Data to process:
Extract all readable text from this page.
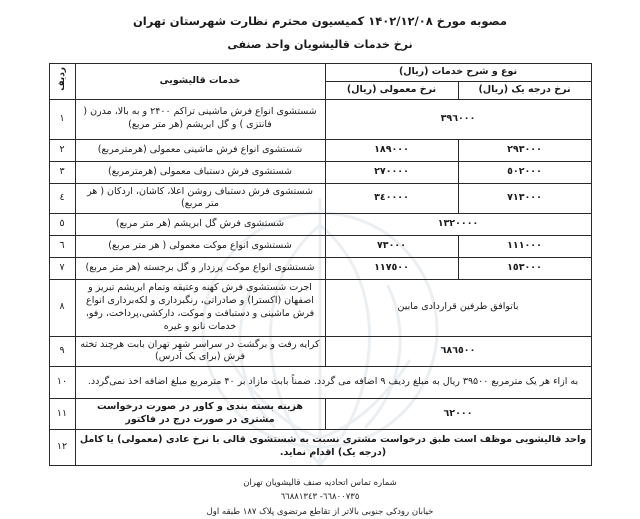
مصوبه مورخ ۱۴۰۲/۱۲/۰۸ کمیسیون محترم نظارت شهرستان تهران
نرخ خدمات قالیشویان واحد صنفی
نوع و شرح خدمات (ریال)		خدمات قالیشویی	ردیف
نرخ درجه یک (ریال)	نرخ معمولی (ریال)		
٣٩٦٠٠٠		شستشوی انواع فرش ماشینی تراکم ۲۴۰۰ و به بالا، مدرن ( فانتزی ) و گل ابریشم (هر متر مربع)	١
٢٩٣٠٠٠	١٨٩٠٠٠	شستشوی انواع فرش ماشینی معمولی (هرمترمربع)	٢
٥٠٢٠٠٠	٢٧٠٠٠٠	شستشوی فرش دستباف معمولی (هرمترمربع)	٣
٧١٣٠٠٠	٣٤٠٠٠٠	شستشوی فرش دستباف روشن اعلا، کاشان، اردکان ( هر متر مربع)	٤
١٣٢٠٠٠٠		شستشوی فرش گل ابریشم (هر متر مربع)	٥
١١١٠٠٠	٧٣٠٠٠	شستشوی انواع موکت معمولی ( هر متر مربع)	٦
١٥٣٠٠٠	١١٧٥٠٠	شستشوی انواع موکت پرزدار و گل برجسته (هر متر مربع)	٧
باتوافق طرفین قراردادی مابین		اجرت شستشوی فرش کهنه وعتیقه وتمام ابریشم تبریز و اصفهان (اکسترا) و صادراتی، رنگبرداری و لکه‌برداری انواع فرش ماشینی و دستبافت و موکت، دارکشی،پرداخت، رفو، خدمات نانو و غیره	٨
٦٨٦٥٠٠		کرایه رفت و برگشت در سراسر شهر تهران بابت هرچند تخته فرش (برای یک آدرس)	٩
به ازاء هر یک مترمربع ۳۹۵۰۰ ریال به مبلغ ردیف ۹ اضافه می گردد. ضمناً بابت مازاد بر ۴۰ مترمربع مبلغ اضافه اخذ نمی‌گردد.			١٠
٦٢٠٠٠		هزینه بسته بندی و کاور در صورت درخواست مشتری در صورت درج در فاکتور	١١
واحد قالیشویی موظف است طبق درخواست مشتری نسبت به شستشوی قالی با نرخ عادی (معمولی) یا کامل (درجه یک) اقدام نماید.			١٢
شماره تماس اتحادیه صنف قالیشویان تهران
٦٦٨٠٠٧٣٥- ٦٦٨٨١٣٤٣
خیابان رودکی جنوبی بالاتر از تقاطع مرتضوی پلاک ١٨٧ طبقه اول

--

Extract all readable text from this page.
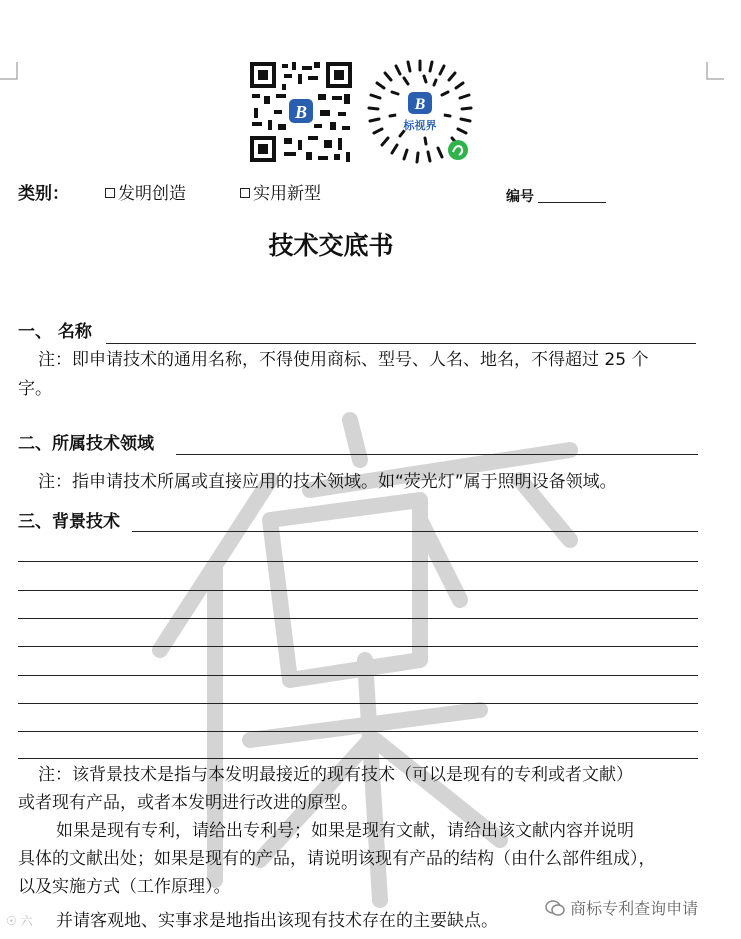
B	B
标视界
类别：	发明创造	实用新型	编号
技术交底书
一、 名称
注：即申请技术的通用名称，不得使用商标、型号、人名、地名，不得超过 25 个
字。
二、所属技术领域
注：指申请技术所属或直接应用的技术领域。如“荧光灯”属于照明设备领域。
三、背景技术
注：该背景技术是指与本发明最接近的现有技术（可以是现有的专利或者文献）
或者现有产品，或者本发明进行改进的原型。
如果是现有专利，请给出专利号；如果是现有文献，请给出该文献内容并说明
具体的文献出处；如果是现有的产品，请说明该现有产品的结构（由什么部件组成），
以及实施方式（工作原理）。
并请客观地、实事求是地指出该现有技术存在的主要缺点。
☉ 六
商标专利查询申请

Instruction: Find the word "تهران" in the entries above and gather every line that holds it.

Correct output:
مصوبه مورخ ۱۴۰۲/۱۲/۰۸ کمیسیون محترم نظارت شهرستان تهران
٦٨٦٥٠٠		کرایه رفت و برگشت در سراسر شهر تهران بابت هرچند تخته فرش (برای یک آدرس)	٩
شماره تماس اتحادیه صنف قالیشویان تهران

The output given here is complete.